:: Spatial layout data ::
────────────────────

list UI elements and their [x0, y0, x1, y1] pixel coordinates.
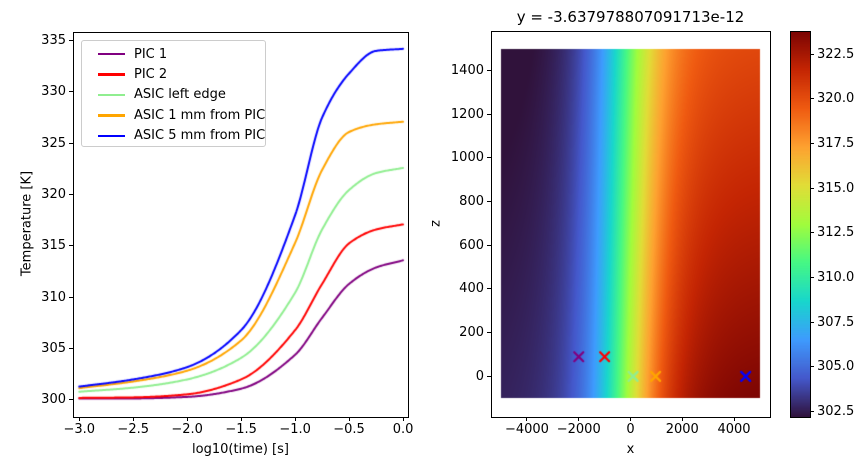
right-x-tick-label: 4000 [717, 422, 751, 437]
left-x-tick [402, 417, 404, 421]
right-y-tick [487, 375, 491, 377]
left-y-tick-label: 325 [41, 135, 66, 151]
colorbar-tick [810, 53, 814, 55]
left-y-tick [69, 91, 73, 93]
right-y-tick-label: 1000 [450, 150, 484, 166]
left-x-tick-label: −1.0 [279, 422, 311, 437]
left-x-tick [348, 417, 350, 421]
left-x-tick [132, 417, 134, 421]
colorbar-tick-label: 312.5 [817, 225, 855, 241]
left-y-axis-label: Temperature [K] [19, 170, 35, 277]
legend: PIC 1 PIC 2 ASIC left edge ASIC 1 mm from P… [81, 40, 266, 147]
heatmap-title: y = -3.637978807091713e-12 [516, 8, 745, 26]
left-y-tick [69, 296, 73, 298]
colorbar-tick-label: 315.0 [817, 180, 855, 196]
colorbar-gradient [790, 31, 810, 417]
right-y-tick [487, 288, 491, 290]
colorbar-tick [810, 277, 814, 279]
right-y-tick-label: 200 [459, 325, 484, 341]
left-y-tick [69, 399, 73, 401]
colorbar-tick-label: 302.5 [817, 404, 855, 420]
left-y-tick-label: 320 [41, 187, 66, 203]
legend-label: ASIC 1 mm from PIC [134, 107, 266, 123]
legend-label: PIC 2 [134, 67, 168, 83]
right-y-axis-label: z [428, 220, 444, 227]
right-y-tick [487, 332, 491, 334]
legend-label: PIC 1 [134, 46, 168, 62]
left-y-tick [69, 245, 73, 247]
legend-line-swatch [98, 114, 125, 117]
right-x-tick-label: −2000 [556, 422, 601, 437]
left-x-tick-label: −2.5 [117, 422, 149, 437]
right-y-tick [487, 157, 491, 159]
left-y-tick-label: 330 [41, 84, 66, 100]
right-y-tick-label: 800 [459, 194, 484, 210]
colorbar-tick-label: 305.0 [817, 359, 855, 375]
legend-line-swatch [98, 134, 125, 137]
right-x-tick [681, 417, 683, 421]
right-x-tick-label: 2000 [665, 422, 699, 437]
left-y-tick-label: 305 [41, 341, 66, 357]
right-y-tick [487, 244, 491, 246]
left-y-tick-label: 310 [41, 289, 66, 305]
left-y-tick [69, 142, 73, 144]
colorbar-tick [810, 232, 814, 234]
temperature-heatmap [491, 31, 770, 417]
right-y-tick-label: 0 [475, 368, 484, 384]
legend-entry: ASIC left edge [82, 85, 265, 105]
left-x-tick-label: −0.5 [333, 422, 365, 437]
left-y-tick-label: 335 [41, 33, 66, 49]
left-x-tick-label: −3.0 [63, 422, 96, 437]
left-y-tick-label: 315 [41, 238, 66, 254]
right-y-tick-label: 1400 [450, 63, 484, 79]
right-x-tick [526, 417, 528, 421]
left-x-axis-label: log10(time) [s] [192, 442, 289, 457]
right-x-tick [578, 417, 580, 421]
legend-label: ASIC left edge [134, 87, 226, 103]
left-x-tick [78, 417, 80, 421]
left-y-tick [69, 40, 73, 42]
right-x-tick [733, 417, 735, 421]
colorbar-tick [810, 321, 814, 323]
left-x-tick-label: −2.0 [171, 422, 203, 437]
colorbar-tick-label: 322.5 [817, 46, 855, 62]
left-x-tick [240, 417, 242, 421]
legend-label: ASIC 5 mm from PIC [134, 128, 266, 144]
right-x-tick-label: 0 [626, 422, 635, 437]
colorbar-tick-label: 317.5 [817, 136, 855, 152]
legend-line-swatch [98, 52, 125, 56]
left-y-tick-label: 300 [41, 392, 66, 408]
left-y-tick [69, 194, 73, 196]
left-y-tick [69, 348, 73, 350]
colorbar-tick [810, 187, 814, 189]
colorbar-tick [810, 98, 814, 100]
colorbar-tick [810, 366, 814, 368]
colorbar-tick-label: 307.5 [817, 314, 855, 330]
left-x-tick [294, 417, 296, 421]
right-x-tick [630, 417, 631, 421]
colorbar-tick-label: 310.0 [817, 270, 855, 286]
right-y-tick-label: 600 [459, 237, 484, 253]
left-x-tick [186, 417, 188, 421]
legend-line-swatch [98, 93, 125, 97]
legend-entry: ASIC 5 mm from PIC [82, 126, 265, 146]
colorbar-tick [810, 143, 814, 145]
right-x-axis-label: x [626, 442, 635, 457]
right-y-tick [487, 201, 491, 203]
right-x-tick-label: −4000 [504, 422, 549, 437]
colorbar-tick [810, 411, 814, 413]
legend-line-swatch [98, 73, 125, 76]
colorbar-tick-label: 320.0 [817, 91, 855, 107]
right-y-tick-label: 1200 [450, 106, 484, 122]
left-x-tick-label: −1.5 [225, 422, 257, 437]
right-y-tick [487, 70, 491, 72]
legend-entry: PIC 2 [82, 64, 265, 84]
legend-entry: ASIC 1 mm from PIC [82, 105, 265, 125]
left-x-tick-label: 0.0 [392, 422, 414, 437]
legend-entry: PIC 1 [82, 44, 265, 64]
right-y-tick [487, 113, 491, 115]
right-y-tick-label: 400 [459, 281, 484, 297]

────────────────────

:: Requirements ::
Copy out every line of the records above word for word, leaving out the pictures.

:: Exercise solution ::
list UI elements and their [x0, y0, x1, y1] pixel coordinates.
right-x-tick-label: 4000 [717, 422, 751, 437]
left-x-tick [402, 417, 404, 421]
right-y-tick [487, 375, 491, 377]
left-y-tick-label: 325 [41, 135, 66, 151]
colorbar-tick [810, 53, 814, 55]
left-y-tick [69, 91, 73, 93]
right-y-tick-label: 1000 [450, 150, 484, 166]
left-x-tick-label: −1.0 [279, 422, 311, 437]
left-x-tick [348, 417, 350, 421]
left-x-tick [132, 417, 134, 421]
colorbar-tick-label: 312.5 [817, 225, 855, 241]
left-y-axis-label: Temperature [K] [19, 170, 35, 277]
legend: PIC 1 PIC 2 ASIC left edge ASIC 1 mm from P… [81, 40, 266, 147]
heatmap-title: y = -3.637978807091713e-12 [516, 8, 745, 26]
left-y-tick [69, 296, 73, 298]
colorbar-tick-label: 315.0 [817, 180, 855, 196]
colorbar-gradient [790, 31, 810, 417]
right-y-tick [487, 288, 491, 290]
colorbar-tick [810, 277, 814, 279]
right-y-tick-label: 200 [459, 325, 484, 341]
left-y-tick [69, 399, 73, 401]
colorbar-tick-label: 302.5 [817, 404, 855, 420]
left-y-tick-label: 320 [41, 187, 66, 203]
legend-label: ASIC 1 mm from PIC [134, 107, 266, 123]
legend-label: PIC 2 [134, 67, 168, 83]
right-y-axis-label: z [428, 220, 444, 227]
right-y-tick [487, 332, 491, 334]
legend-label: PIC 1 [134, 46, 168, 62]
left-y-tick [69, 245, 73, 247]
legend-line-swatch [98, 114, 125, 117]
right-x-tick-label: −2000 [556, 422, 601, 437]
left-x-tick-label: −2.5 [117, 422, 149, 437]
right-y-tick [487, 157, 491, 159]
left-y-tick-label: 330 [41, 84, 66, 100]
right-y-tick-label: 800 [459, 194, 484, 210]
colorbar-tick-label: 305.0 [817, 359, 855, 375]
legend-line-swatch [98, 134, 125, 137]
right-x-tick [681, 417, 683, 421]
right-x-tick-label: 2000 [665, 422, 699, 437]
left-y-tick-label: 305 [41, 341, 66, 357]
right-y-tick [487, 244, 491, 246]
left-y-tick-label: 310 [41, 289, 66, 305]
left-y-tick [69, 142, 73, 144]
colorbar-tick [810, 232, 814, 234]
temperature-heatmap [491, 31, 770, 417]
right-y-tick-label: 0 [475, 368, 484, 384]
legend-entry: ASIC left edge [82, 85, 265, 105]
left-x-tick-label: −0.5 [333, 422, 365, 437]
left-y-tick-label: 335 [41, 33, 66, 49]
left-x-tick-label: −3.0 [63, 422, 96, 437]
left-y-tick-label: 315 [41, 238, 66, 254]
right-y-tick-label: 1400 [450, 63, 484, 79]
right-x-tick [526, 417, 528, 421]
left-x-axis-label: log10(time) [s] [192, 442, 289, 457]
right-x-tick [578, 417, 580, 421]
legend-label: ASIC left edge [134, 87, 226, 103]
left-x-tick [78, 417, 80, 421]
left-y-tick [69, 40, 73, 42]
right-x-tick [733, 417, 735, 421]
colorbar-tick [810, 321, 814, 323]
left-x-tick-label: −2.0 [171, 422, 203, 437]
colorbar-tick-label: 322.5 [817, 46, 855, 62]
left-x-tick [240, 417, 242, 421]
legend-label: ASIC 5 mm from PIC [134, 128, 266, 144]
right-x-tick-label: 0 [626, 422, 635, 437]
colorbar-tick-label: 317.5 [817, 136, 855, 152]
legend-line-swatch [98, 52, 125, 56]
left-y-tick-label: 300 [41, 392, 66, 408]
left-y-tick [69, 194, 73, 196]
left-y-tick [69, 348, 73, 350]
colorbar-tick [810, 187, 814, 189]
colorbar-tick [810, 98, 814, 100]
colorbar-tick [810, 366, 814, 368]
colorbar-tick-label: 307.5 [817, 314, 855, 330]
left-x-tick [294, 417, 296, 421]
right-x-tick [630, 417, 631, 421]
colorbar-tick-label: 310.0 [817, 270, 855, 286]
right-y-tick-label: 600 [459, 237, 484, 253]
left-x-tick [186, 417, 188, 421]
legend-line-swatch [98, 93, 125, 97]
legend-entry: ASIC 5 mm from PIC [82, 126, 265, 146]
colorbar-tick [810, 143, 814, 145]
right-x-axis-label: x [626, 442, 635, 457]
right-y-tick [487, 201, 491, 203]
right-x-tick-label: −4000 [504, 422, 549, 437]
colorbar-tick [810, 411, 814, 413]
legend-line-swatch [98, 73, 125, 76]
colorbar-tick-label: 320.0 [817, 91, 855, 107]
right-y-tick-label: 1200 [450, 106, 484, 122]
left-x-tick-label: −1.5 [225, 422, 257, 437]
right-y-tick [487, 70, 491, 72]
legend-entry: PIC 2 [82, 64, 265, 84]
legend-entry: ASIC 1 mm from PIC [82, 105, 265, 125]
left-x-tick-label: 0.0 [392, 422, 414, 437]
legend-entry: PIC 1 [82, 44, 265, 64]
right-y-tick [487, 113, 491, 115]
right-y-tick-label: 400 [459, 281, 484, 297]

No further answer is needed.